┌────────

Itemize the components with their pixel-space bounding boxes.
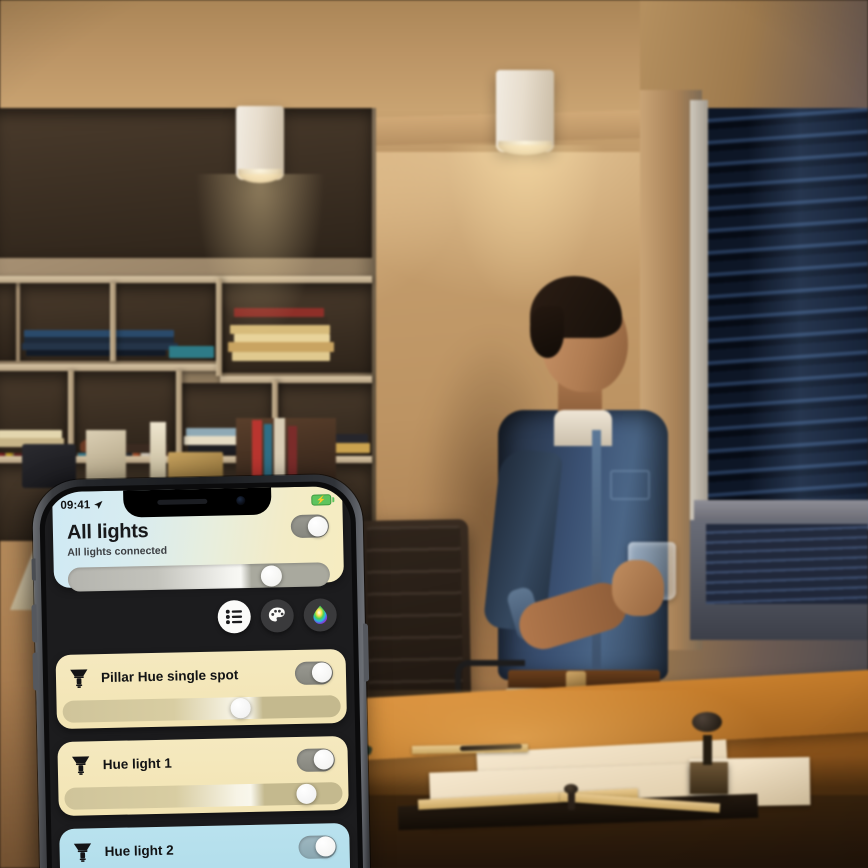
- ceiling-lamp-right: [443, 70, 607, 316]
- book-stack: [232, 317, 328, 325]
- light-card-header[interactable]: Hue light 2: [59, 823, 350, 868]
- person-hand: [612, 560, 664, 616]
- scenes-button[interactable]: [260, 599, 295, 633]
- light-toggle[interactable]: [298, 834, 337, 859]
- book-stack: [169, 346, 214, 358]
- ceiling-lamp-left: [192, 106, 328, 345]
- book-stack: [234, 308, 324, 317]
- light-card-header[interactable]: Pillar Hue single spot: [56, 649, 347, 701]
- shirt-pocket-right: [610, 470, 650, 500]
- slider-thumb[interactable]: [296, 783, 317, 805]
- shelf-divider: [176, 371, 182, 459]
- volume-up-button[interactable]: [31, 604, 38, 643]
- window: [700, 108, 868, 518]
- book-stack: [234, 334, 330, 342]
- status-time: 09:41: [60, 498, 91, 512]
- shelf-board: [0, 364, 220, 371]
- mode-button-row: [217, 598, 338, 634]
- smartphone-mockup: All lights All lights connected 09:41 ⚡ …: [31, 473, 371, 868]
- light-name: Pillar Hue single spot: [100, 666, 239, 685]
- toggle-track[interactable]: [290, 514, 330, 539]
- shelf-divider: [216, 278, 222, 376]
- shelf-row-top: [0, 108, 372, 258]
- phone-screen: All lights All lights connected 09:41 ⚡ …: [44, 485, 359, 868]
- slider-thumb[interactable]: [261, 564, 283, 587]
- battery-body: ⚡: [311, 494, 332, 506]
- book-stack: [0, 430, 62, 438]
- spot-bulb-icon: [72, 756, 90, 775]
- light-name: Hue light 2: [104, 842, 174, 859]
- book-stack: [24, 330, 174, 337]
- light-card[interactable]: Hue light 2: [59, 822, 351, 868]
- battery-tip: [332, 497, 335, 503]
- palette-icon: [268, 607, 285, 622]
- light-name: Hue light 1: [102, 755, 172, 772]
- toggle-knob: [314, 836, 336, 857]
- volume-down-button[interactable]: [32, 652, 39, 691]
- stamp-stem: [703, 735, 712, 765]
- color-droplet-icon: [313, 605, 328, 624]
- toggle-knob: [311, 662, 332, 683]
- toggle-knob: [307, 515, 328, 537]
- location-arrow-icon: [94, 500, 103, 509]
- lamp-body: [496, 70, 554, 152]
- shelf-board: [0, 276, 372, 283]
- spot-bulb-icon: [73, 843, 92, 862]
- light-brightness-slider[interactable]: [62, 695, 341, 723]
- all-lights-brightness-slider[interactable]: [67, 562, 331, 592]
- light-card[interactable]: Hue light 1: [57, 735, 349, 817]
- spot-bulb-icon: [70, 669, 88, 688]
- light-card[interactable]: Pillar Hue single spot: [55, 648, 347, 730]
- light-brightness-slider[interactable]: [64, 782, 343, 810]
- light-card-list: Pillar Hue single spot Hue light 1 Hue lig…: [55, 648, 351, 868]
- charging-bolt-icon: ⚡: [316, 494, 327, 505]
- stamp-knob: [692, 712, 722, 732]
- book-stack: [230, 325, 330, 334]
- slider-thumb[interactable]: [230, 697, 251, 719]
- book-stack: [26, 350, 166, 356]
- book-stack: [228, 342, 334, 352]
- all-lights-toggle[interactable]: [290, 514, 330, 539]
- stamp-base: [690, 762, 728, 794]
- battery-charging-icon: ⚡: [311, 494, 335, 506]
- book: [274, 418, 285, 484]
- pin-head: [564, 784, 578, 794]
- shelf-board: [220, 376, 372, 383]
- book-stack: [232, 352, 330, 361]
- list-view-button[interactable]: [217, 599, 252, 634]
- person-undershirt: [554, 410, 612, 446]
- book: [252, 420, 262, 484]
- blinds-highlight: [748, 108, 868, 518]
- color-picker-button[interactable]: [303, 598, 338, 632]
- book-stack: [22, 343, 178, 350]
- toggle-knob: [313, 749, 334, 770]
- shirt-placket: [592, 430, 601, 678]
- light-toggle[interactable]: [296, 747, 335, 772]
- light-card-header[interactable]: Hue light 1: [57, 736, 348, 788]
- shelf-divider: [110, 283, 116, 361]
- silent-switch[interactable]: [31, 558, 36, 581]
- shelf-cubby: [0, 283, 16, 361]
- light-toggle[interactable]: [294, 660, 334, 685]
- status-bar-left: 09:41: [60, 498, 103, 512]
- person-hair-side: [530, 306, 564, 358]
- decor-candle: [150, 422, 166, 486]
- list-icon: [225, 609, 243, 625]
- window-lower-blinds: [706, 524, 868, 604]
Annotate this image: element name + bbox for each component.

└────────

» **PROBLEM**
Set down every line above word for word, omitting the picture.

» **SOLUTION FOR THIS PROBLEM**
Itemize the components with their pixel-space bounding boxes.
- ceiling-lamp-right: [443, 70, 607, 316]
- book-stack: [232, 317, 328, 325]
- light-card-header[interactable]: Hue light 2: [59, 823, 350, 868]
- person-hand: [612, 560, 664, 616]
- scenes-button[interactable]: [260, 599, 295, 633]
- light-toggle[interactable]: [298, 834, 337, 859]
- book-stack: [169, 346, 214, 358]
- ceiling-lamp-left: [192, 106, 328, 345]
- book-stack: [234, 308, 324, 317]
- light-card-header[interactable]: Pillar Hue single spot: [56, 649, 347, 701]
- shirt-pocket-right: [610, 470, 650, 500]
- slider-thumb[interactable]: [296, 783, 317, 805]
- shelf-divider: [176, 371, 182, 459]
- volume-up-button[interactable]: [31, 604, 38, 643]
- window: [700, 108, 868, 518]
- book-stack: [234, 334, 330, 342]
- status-time: 09:41: [60, 498, 91, 512]
- shelf-board: [0, 364, 220, 371]
- mode-button-row: [217, 598, 338, 634]
- smartphone-mockup: All lights All lights connected 09:41 ⚡ …: [31, 473, 371, 868]
- light-name: Pillar Hue single spot: [100, 666, 239, 685]
- toggle-track[interactable]: [290, 514, 330, 539]
- shelf-divider: [216, 278, 222, 376]
- shelf-row-top: [0, 108, 372, 258]
- phone-screen: All lights All lights connected 09:41 ⚡ …: [44, 485, 359, 868]
- slider-thumb[interactable]: [261, 564, 283, 587]
- battery-body: ⚡: [311, 494, 332, 506]
- book-stack: [0, 430, 62, 438]
- spot-bulb-icon: [72, 756, 90, 775]
- light-name: Hue light 2: [104, 842, 174, 859]
- book-stack: [24, 330, 174, 337]
- light-card[interactable]: Hue light 2: [59, 822, 351, 868]
- battery-tip: [332, 497, 335, 503]
- palette-icon: [268, 607, 285, 622]
- light-name: Hue light 1: [102, 755, 172, 772]
- toggle-knob: [314, 836, 336, 857]
- volume-down-button[interactable]: [32, 652, 39, 691]
- stamp-stem: [703, 735, 712, 765]
- color-droplet-icon: [313, 605, 328, 624]
- toggle-knob: [311, 662, 332, 683]
- toggle-knob: [307, 515, 328, 537]
- location-arrow-icon: [94, 500, 103, 509]
- lamp-body: [496, 70, 554, 152]
- shelf-board: [0, 276, 372, 283]
- spot-bulb-icon: [73, 843, 92, 862]
- light-brightness-slider[interactable]: [62, 695, 341, 723]
- all-lights-brightness-slider[interactable]: [67, 562, 331, 592]
- light-card[interactable]: Hue light 1: [57, 735, 349, 817]
- spot-bulb-icon: [70, 669, 88, 688]
- light-card[interactable]: Pillar Hue single spot: [55, 648, 347, 730]
- light-brightness-slider[interactable]: [64, 782, 343, 810]
- light-card-list: Pillar Hue single spot Hue light 1 Hue lig…: [55, 648, 351, 868]
- charging-bolt-icon: ⚡: [316, 494, 327, 505]
- stamp-knob: [692, 712, 722, 732]
- book-stack: [230, 325, 330, 334]
- slider-thumb[interactable]: [230, 697, 251, 719]
- book-stack: [26, 350, 166, 356]
- book-stack: [228, 342, 334, 352]
- all-lights-toggle[interactable]: [290, 514, 330, 539]
- stamp-base: [690, 762, 728, 794]
- battery-charging-icon: ⚡: [311, 494, 335, 506]
- book: [274, 418, 285, 484]
- pin-head: [564, 784, 578, 794]
- shelf-board: [220, 376, 372, 383]
- book-stack: [232, 352, 330, 361]
- list-view-button[interactable]: [217, 599, 252, 634]
- person-undershirt: [554, 410, 612, 446]
- book: [252, 420, 262, 484]
- blinds-highlight: [748, 108, 868, 518]
- color-picker-button[interactable]: [303, 598, 338, 632]
- book-stack: [22, 343, 178, 350]
- toggle-knob: [313, 749, 334, 770]
- shirt-placket: [592, 430, 601, 678]
- light-toggle[interactable]: [296, 747, 335, 772]
- light-card-header[interactable]: Hue light 1: [57, 736, 348, 788]
- shelf-divider: [110, 283, 116, 361]
- silent-switch[interactable]: [31, 558, 36, 581]
- shelf-cubby: [0, 283, 16, 361]
- light-toggle[interactable]: [294, 660, 334, 685]
- status-bar-left: 09:41: [60, 498, 103, 512]
- person-hair-side: [530, 306, 564, 358]
- decor-candle: [150, 422, 166, 486]
- list-icon: [225, 609, 243, 625]
- window-lower-blinds: [706, 524, 868, 604]
Annotate this image: element name + bbox for each component.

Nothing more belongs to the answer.